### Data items
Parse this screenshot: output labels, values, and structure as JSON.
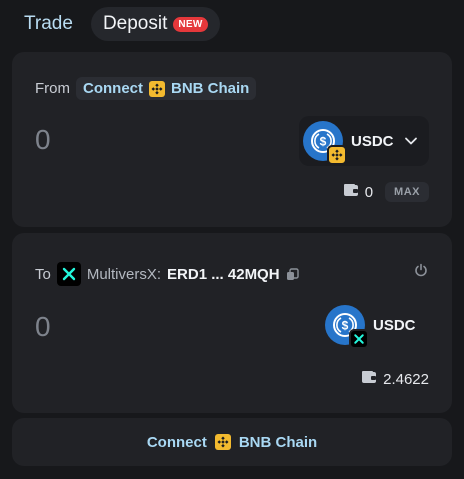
{
  "tabs": {
    "trade": "Trade",
    "deposit": "Deposit",
    "deposit_badge": "NEW"
  },
  "from": {
    "label": "From",
    "connect": "Connect",
    "chain": "BNB Chain",
    "amount": "0",
    "token": "USDC",
    "balance": "0",
    "max": "MAX"
  },
  "to": {
    "label": "To",
    "network": "MultiversX:",
    "address": "ERD1 ... 42MQH",
    "amount": "0",
    "token": "USDC",
    "balance": "2.4622"
  },
  "footer": {
    "connect": "Connect",
    "chain": "BNB Chain"
  },
  "colors": {
    "bnb": "#f3ba2f",
    "usdc": "#2775ca",
    "accent": "#a9d8f3",
    "new_badge": "#e5383b"
  },
  "icons": [
    "bnb-icon",
    "usdc-icon",
    "multiversx-icon",
    "wallet-icon",
    "copy-icon",
    "power-icon",
    "chevron-down-icon"
  ]
}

### EXERCISE REQUIREMENTS
Transcribe every record above exactly as written, leaving out any pictures.

### FINISHED TASK
Parse this screenshot: output labels, values, and structure as JSON.
{
  "tabs": {
    "trade": "Trade",
    "deposit": "Deposit",
    "deposit_badge": "NEW"
  },
  "from": {
    "label": "From",
    "connect": "Connect",
    "chain": "BNB Chain",
    "amount": "0",
    "token": "USDC",
    "balance": "0",
    "max": "MAX"
  },
  "to": {
    "label": "To",
    "network": "MultiversX:",
    "address": "ERD1 ... 42MQH",
    "amount": "0",
    "token": "USDC",
    "balance": "2.4622"
  },
  "footer": {
    "connect": "Connect",
    "chain": "BNB Chain"
  },
  "colors": {
    "bnb": "#f3ba2f",
    "usdc": "#2775ca",
    "accent": "#a9d8f3",
    "new_badge": "#e5383b"
  },
  "icons": [
    "bnb-icon",
    "usdc-icon",
    "multiversx-icon",
    "wallet-icon",
    "copy-icon",
    "power-icon",
    "chevron-down-icon"
  ]
}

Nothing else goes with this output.